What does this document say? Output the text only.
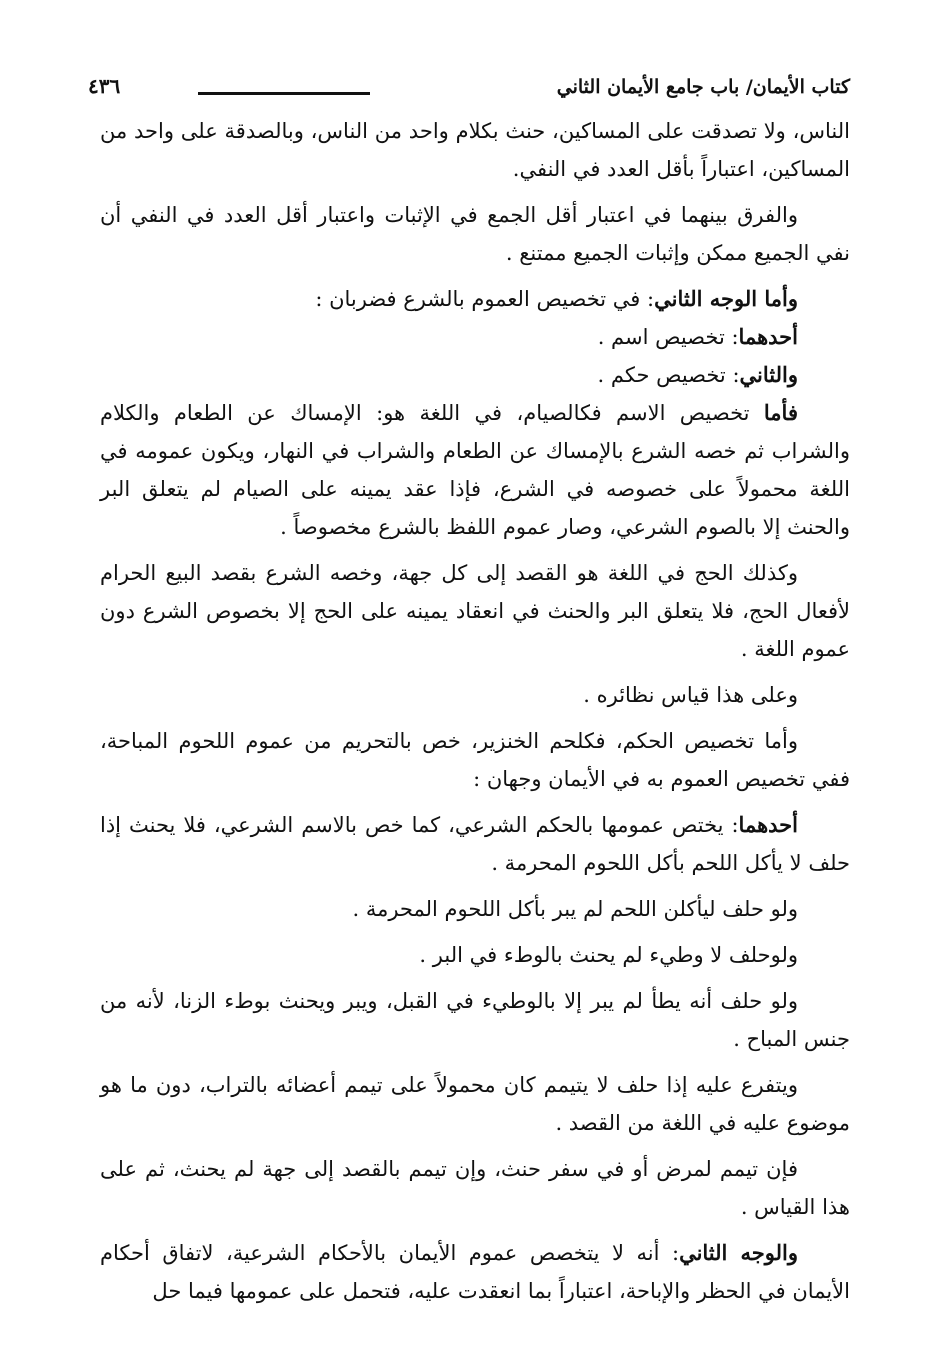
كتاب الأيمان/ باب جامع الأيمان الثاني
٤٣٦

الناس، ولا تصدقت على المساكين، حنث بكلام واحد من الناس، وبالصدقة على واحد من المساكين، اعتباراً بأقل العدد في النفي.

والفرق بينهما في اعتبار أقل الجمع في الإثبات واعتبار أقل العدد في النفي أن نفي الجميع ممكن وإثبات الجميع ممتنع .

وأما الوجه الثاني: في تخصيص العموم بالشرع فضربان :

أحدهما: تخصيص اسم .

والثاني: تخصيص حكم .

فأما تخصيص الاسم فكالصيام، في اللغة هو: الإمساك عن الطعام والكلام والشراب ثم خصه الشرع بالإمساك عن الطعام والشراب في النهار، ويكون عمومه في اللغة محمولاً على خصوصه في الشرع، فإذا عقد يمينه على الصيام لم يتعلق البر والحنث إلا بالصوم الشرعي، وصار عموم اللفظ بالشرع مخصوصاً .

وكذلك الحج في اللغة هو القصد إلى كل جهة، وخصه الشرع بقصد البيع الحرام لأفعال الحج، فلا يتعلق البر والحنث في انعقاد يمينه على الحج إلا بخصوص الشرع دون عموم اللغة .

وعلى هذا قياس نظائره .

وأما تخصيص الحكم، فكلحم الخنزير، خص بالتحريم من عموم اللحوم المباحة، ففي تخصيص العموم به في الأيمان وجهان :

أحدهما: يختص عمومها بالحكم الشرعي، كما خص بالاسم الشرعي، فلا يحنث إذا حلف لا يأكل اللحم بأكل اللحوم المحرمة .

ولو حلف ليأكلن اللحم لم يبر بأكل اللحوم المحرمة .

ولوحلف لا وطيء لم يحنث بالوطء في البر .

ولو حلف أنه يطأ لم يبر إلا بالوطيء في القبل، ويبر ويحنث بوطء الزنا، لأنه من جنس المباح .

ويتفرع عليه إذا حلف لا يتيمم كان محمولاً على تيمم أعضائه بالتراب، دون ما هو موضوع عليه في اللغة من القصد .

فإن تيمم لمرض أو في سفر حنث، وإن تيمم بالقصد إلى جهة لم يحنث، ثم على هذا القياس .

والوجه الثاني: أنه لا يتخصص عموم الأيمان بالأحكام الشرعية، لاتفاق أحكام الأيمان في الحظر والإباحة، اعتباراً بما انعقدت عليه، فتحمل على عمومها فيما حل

********************

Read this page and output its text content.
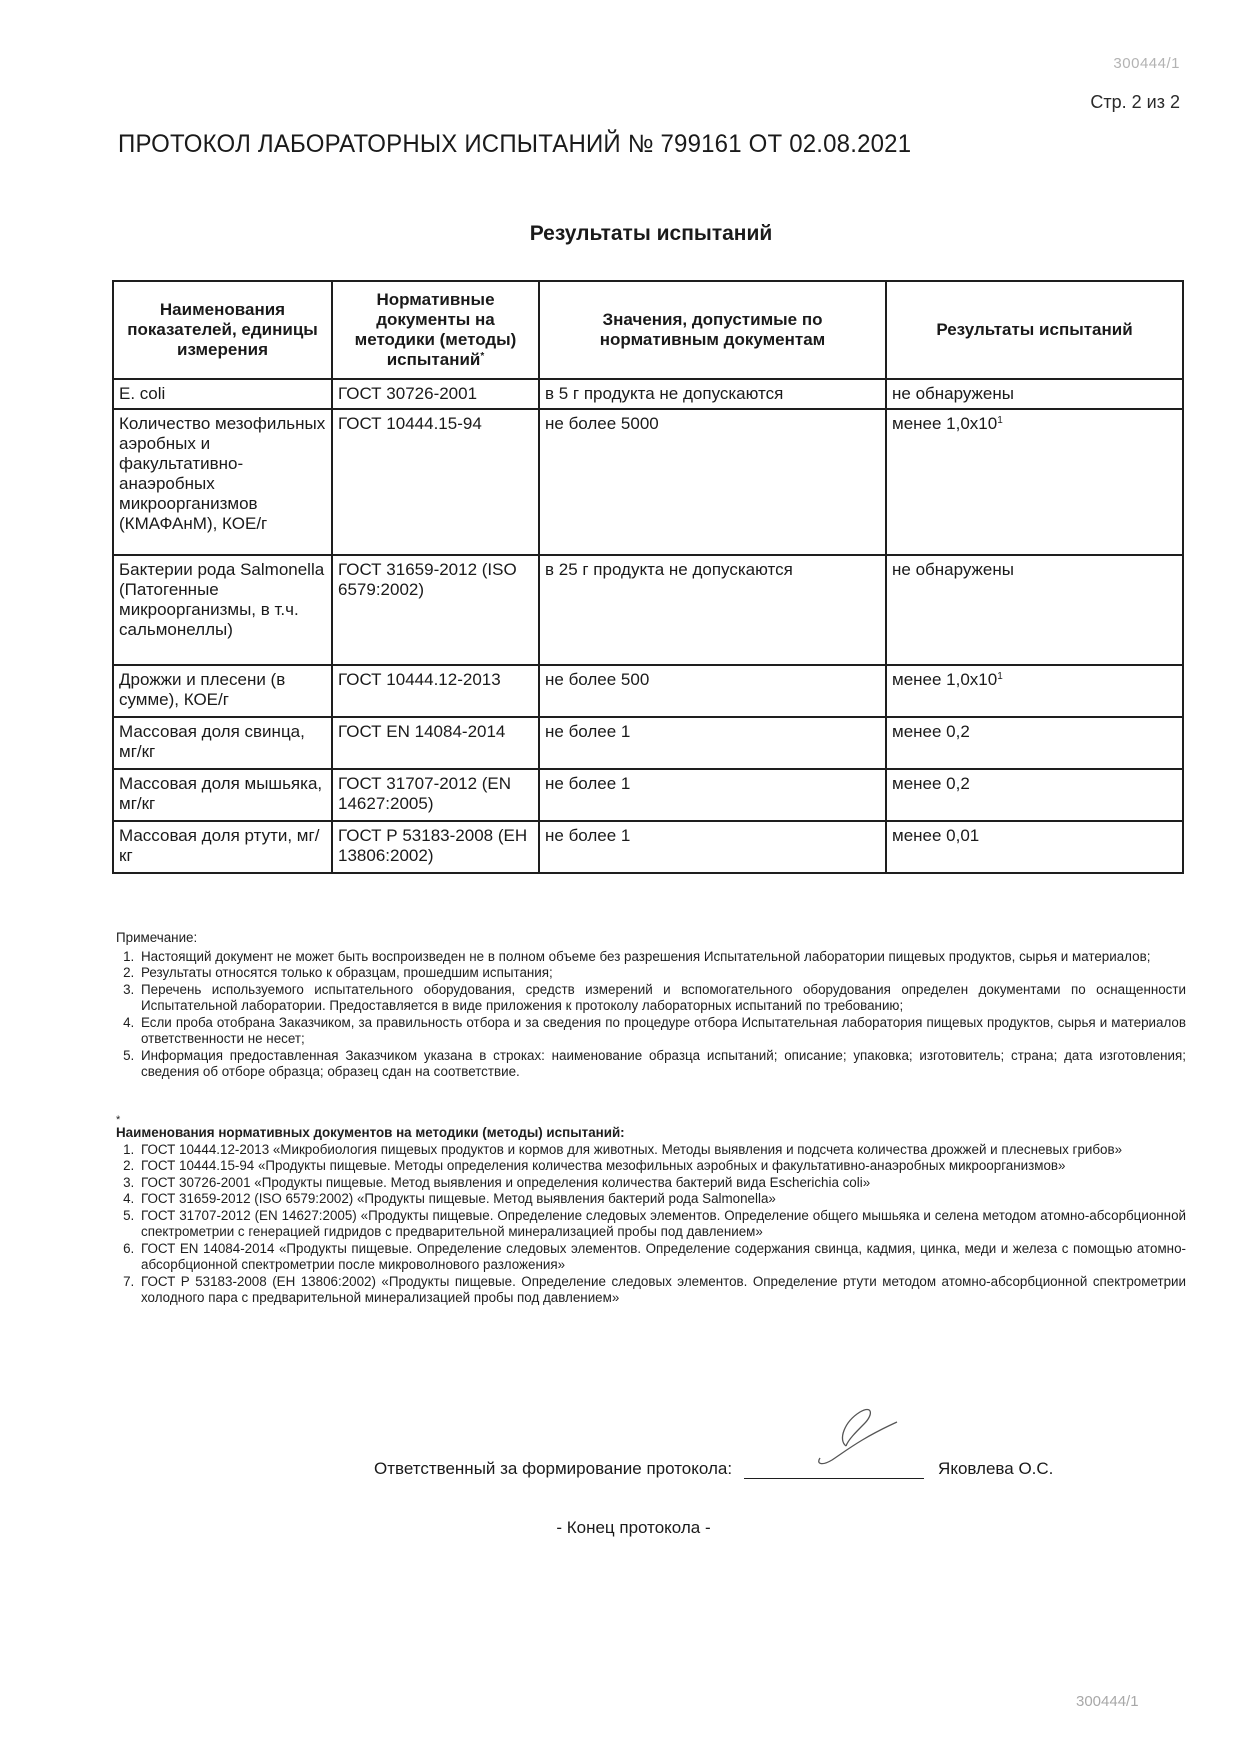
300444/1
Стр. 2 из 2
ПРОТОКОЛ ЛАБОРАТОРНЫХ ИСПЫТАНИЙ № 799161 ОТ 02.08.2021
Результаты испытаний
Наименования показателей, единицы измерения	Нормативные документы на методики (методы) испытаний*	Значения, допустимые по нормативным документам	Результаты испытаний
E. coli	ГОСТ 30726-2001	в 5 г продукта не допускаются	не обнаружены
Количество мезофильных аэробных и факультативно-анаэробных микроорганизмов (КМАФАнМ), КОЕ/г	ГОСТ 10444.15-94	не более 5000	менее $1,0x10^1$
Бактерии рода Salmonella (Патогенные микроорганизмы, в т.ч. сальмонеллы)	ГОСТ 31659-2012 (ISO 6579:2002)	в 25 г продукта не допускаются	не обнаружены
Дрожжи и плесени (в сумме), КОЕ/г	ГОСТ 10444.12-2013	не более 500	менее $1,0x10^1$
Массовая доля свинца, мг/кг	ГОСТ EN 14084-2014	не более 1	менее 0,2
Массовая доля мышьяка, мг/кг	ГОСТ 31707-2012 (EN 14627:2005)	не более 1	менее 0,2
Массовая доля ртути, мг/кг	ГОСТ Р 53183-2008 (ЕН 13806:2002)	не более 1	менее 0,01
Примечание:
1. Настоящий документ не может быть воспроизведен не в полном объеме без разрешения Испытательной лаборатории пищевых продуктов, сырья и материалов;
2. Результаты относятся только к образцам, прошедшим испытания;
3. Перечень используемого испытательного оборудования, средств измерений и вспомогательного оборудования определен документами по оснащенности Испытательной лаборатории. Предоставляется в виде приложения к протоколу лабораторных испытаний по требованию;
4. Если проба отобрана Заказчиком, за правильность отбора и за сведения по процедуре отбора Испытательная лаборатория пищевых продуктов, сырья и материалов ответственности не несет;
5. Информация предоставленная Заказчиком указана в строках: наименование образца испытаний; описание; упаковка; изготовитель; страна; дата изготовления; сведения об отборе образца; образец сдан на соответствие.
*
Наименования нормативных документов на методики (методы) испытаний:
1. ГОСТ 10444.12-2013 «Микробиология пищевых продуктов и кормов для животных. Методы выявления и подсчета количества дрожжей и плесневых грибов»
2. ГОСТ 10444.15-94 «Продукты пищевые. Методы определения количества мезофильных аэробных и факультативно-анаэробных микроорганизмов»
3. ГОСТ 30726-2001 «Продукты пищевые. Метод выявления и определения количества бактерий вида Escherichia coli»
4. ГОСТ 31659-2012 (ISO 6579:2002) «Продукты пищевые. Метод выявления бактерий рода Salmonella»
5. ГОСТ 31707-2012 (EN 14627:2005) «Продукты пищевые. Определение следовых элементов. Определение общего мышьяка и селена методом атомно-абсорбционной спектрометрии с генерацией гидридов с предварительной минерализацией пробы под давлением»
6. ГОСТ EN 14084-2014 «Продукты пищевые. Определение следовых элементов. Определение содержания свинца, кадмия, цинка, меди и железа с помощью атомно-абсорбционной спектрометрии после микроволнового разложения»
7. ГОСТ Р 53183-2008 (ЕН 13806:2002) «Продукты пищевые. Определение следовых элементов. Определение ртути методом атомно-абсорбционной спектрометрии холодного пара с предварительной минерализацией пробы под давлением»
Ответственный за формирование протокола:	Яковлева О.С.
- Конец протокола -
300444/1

********************

AIM ▸ Extract, from the material above, each line holding the word "более".

RESULT ▸
Количество мезофильных аэробных и факультативно-анаэробных микроорганизмов (КМАФАнМ), КОЕ/г	ГОСТ 10444.15-94	не более 5000	менее $1,0x10^1$
Дрожжи и плесени (в сумме), КОЕ/г	ГОСТ 10444.12-2013	не более 500	менее $1,0x10^1$
Массовая доля свинца, мг/кг	ГОСТ EN 14084-2014	не более 1	менее 0,2
Массовая доля мышьяка, мг/кг	ГОСТ 31707-2012 (EN 14627:2005)	не более 1	менее 0,2
Массовая доля ртути, мг/кг	ГОСТ Р 53183-2008 (ЕН 13806:2002)	не более 1	менее 0,01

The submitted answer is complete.